Figure collection entries
::::::
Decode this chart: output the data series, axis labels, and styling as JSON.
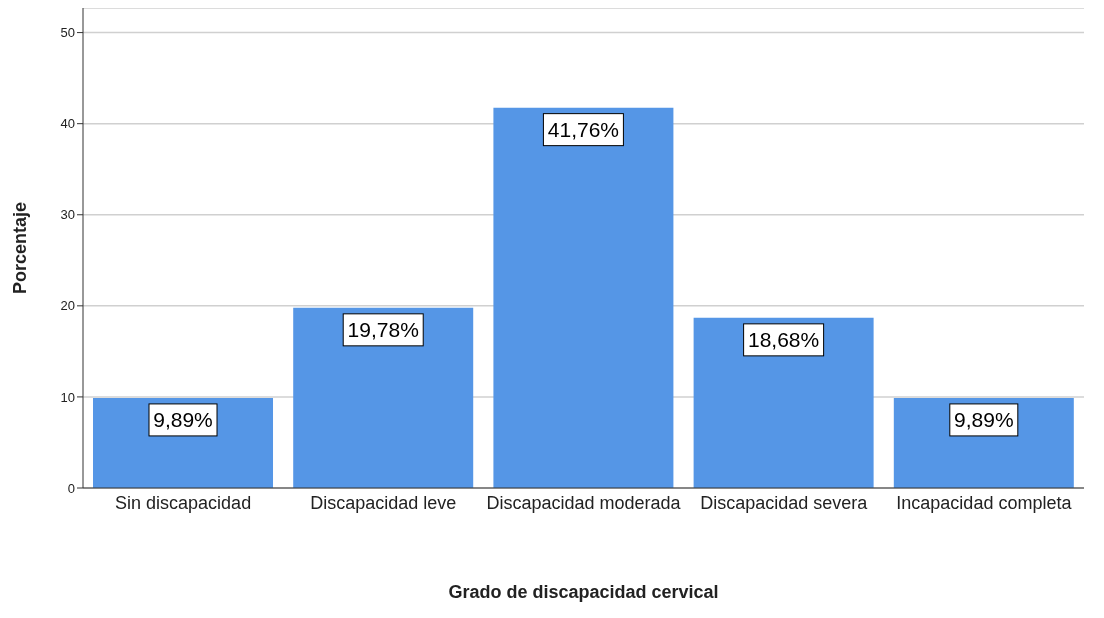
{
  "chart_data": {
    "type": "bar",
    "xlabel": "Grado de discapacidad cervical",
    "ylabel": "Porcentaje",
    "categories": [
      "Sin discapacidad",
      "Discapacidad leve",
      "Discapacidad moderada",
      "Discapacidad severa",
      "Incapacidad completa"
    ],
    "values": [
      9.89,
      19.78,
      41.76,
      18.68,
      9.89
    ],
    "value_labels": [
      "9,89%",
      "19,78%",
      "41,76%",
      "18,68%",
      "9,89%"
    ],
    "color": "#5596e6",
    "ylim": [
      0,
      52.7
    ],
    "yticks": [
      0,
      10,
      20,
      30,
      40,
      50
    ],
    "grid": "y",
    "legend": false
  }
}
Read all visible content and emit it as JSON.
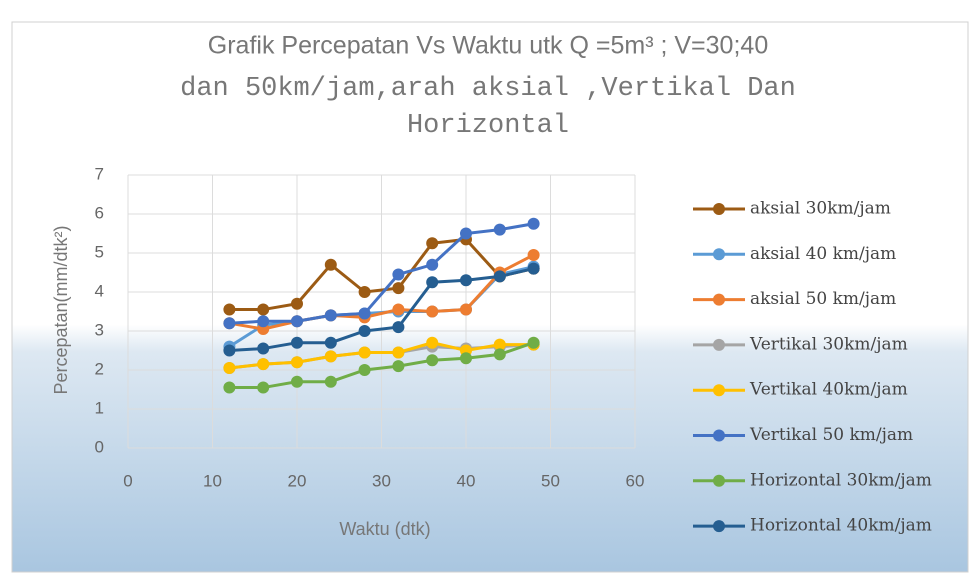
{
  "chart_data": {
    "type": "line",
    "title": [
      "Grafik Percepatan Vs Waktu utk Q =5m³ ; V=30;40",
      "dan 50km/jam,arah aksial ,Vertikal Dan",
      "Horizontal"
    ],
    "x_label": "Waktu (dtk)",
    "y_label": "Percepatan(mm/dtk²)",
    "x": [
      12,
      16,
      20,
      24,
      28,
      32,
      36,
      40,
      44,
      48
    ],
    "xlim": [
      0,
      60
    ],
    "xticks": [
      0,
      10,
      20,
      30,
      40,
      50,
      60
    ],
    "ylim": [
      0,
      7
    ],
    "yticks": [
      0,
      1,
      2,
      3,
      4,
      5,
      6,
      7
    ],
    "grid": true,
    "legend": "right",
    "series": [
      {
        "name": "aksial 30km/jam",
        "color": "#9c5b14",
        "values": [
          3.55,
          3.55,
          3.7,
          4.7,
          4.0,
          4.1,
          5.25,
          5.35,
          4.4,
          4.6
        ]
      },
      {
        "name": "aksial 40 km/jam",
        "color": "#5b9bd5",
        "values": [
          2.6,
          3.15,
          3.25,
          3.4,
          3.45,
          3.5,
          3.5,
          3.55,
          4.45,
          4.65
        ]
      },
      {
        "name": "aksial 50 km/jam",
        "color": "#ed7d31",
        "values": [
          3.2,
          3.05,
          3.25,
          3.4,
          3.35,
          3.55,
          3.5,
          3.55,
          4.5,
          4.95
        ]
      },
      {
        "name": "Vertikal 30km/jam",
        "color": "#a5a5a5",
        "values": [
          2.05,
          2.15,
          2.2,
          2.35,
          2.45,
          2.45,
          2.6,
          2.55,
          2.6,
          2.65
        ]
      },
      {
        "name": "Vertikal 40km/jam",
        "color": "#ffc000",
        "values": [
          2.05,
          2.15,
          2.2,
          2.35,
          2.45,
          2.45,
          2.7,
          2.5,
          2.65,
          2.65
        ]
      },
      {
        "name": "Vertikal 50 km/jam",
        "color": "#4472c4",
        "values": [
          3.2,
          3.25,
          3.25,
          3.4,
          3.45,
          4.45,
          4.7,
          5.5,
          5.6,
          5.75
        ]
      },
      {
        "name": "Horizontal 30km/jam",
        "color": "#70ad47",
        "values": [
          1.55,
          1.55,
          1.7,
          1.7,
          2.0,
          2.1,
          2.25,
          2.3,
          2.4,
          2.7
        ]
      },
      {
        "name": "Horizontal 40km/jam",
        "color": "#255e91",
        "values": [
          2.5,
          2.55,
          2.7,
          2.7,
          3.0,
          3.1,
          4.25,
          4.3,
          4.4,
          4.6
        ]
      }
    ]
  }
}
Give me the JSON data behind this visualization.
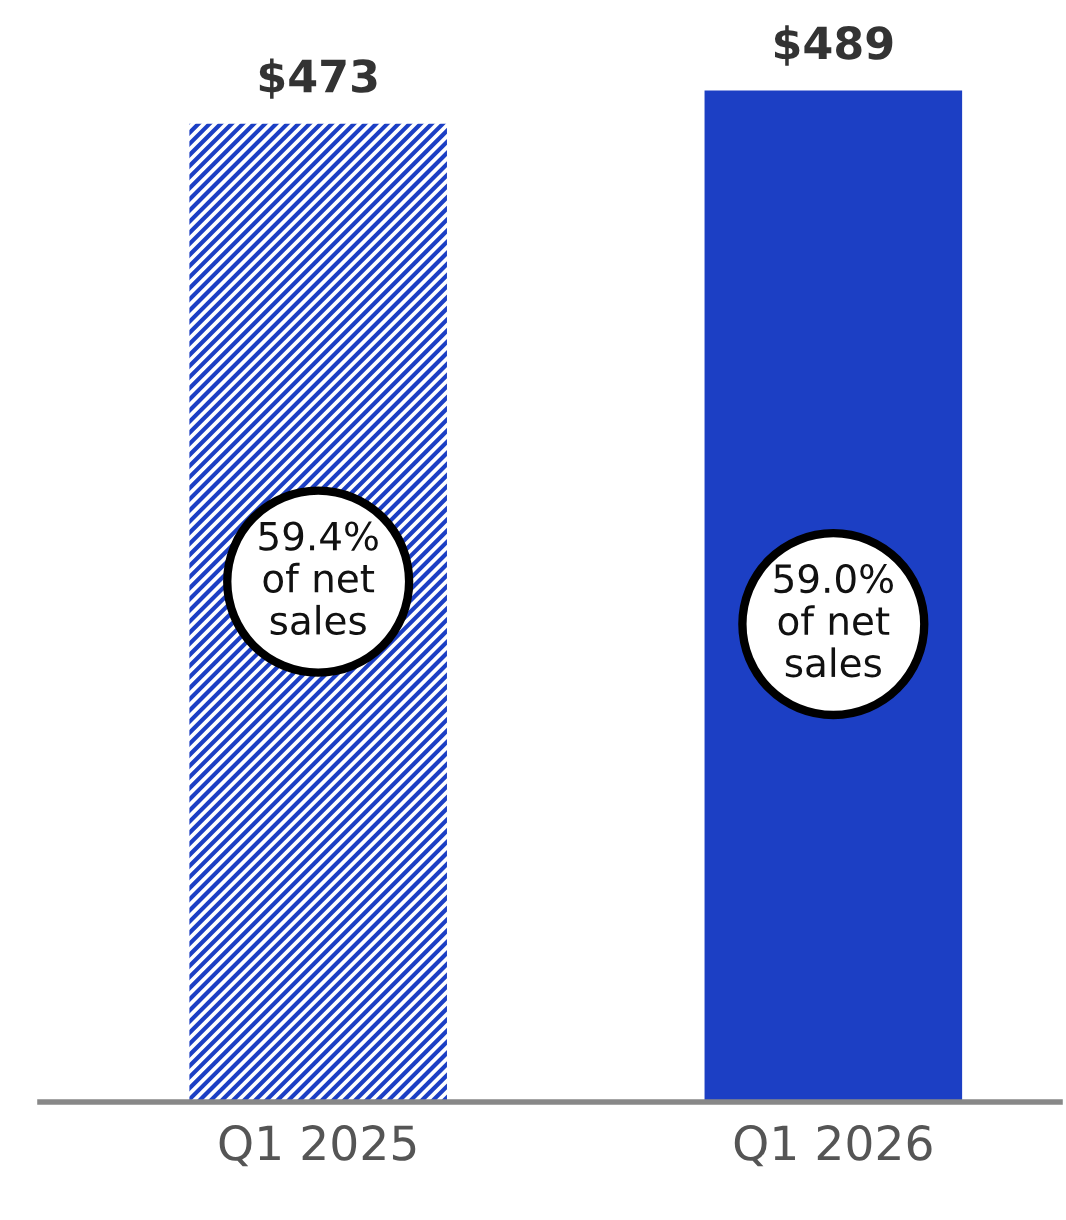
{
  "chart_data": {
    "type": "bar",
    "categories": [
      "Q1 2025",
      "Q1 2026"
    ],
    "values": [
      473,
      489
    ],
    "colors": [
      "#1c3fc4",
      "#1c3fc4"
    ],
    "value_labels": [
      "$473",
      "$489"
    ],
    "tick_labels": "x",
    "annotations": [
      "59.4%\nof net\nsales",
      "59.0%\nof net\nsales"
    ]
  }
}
::::::
THE REQUEST: Pull out all lines from the listing that contain the string "name".

FINISHED ANSWER:
        "name": "aksial 30km/jam",
        "name": "aksial 40 km/jam",
        "name": "aksial 50 km/jam",
        "name": "Vertikal 30km/jam",
        "name": "Vertikal 40km/jam",
        "name": "Vertikal 50 km/jam",
        "name": "Horizontal 30km/jam",
        "name": "Horizontal 40km/jam",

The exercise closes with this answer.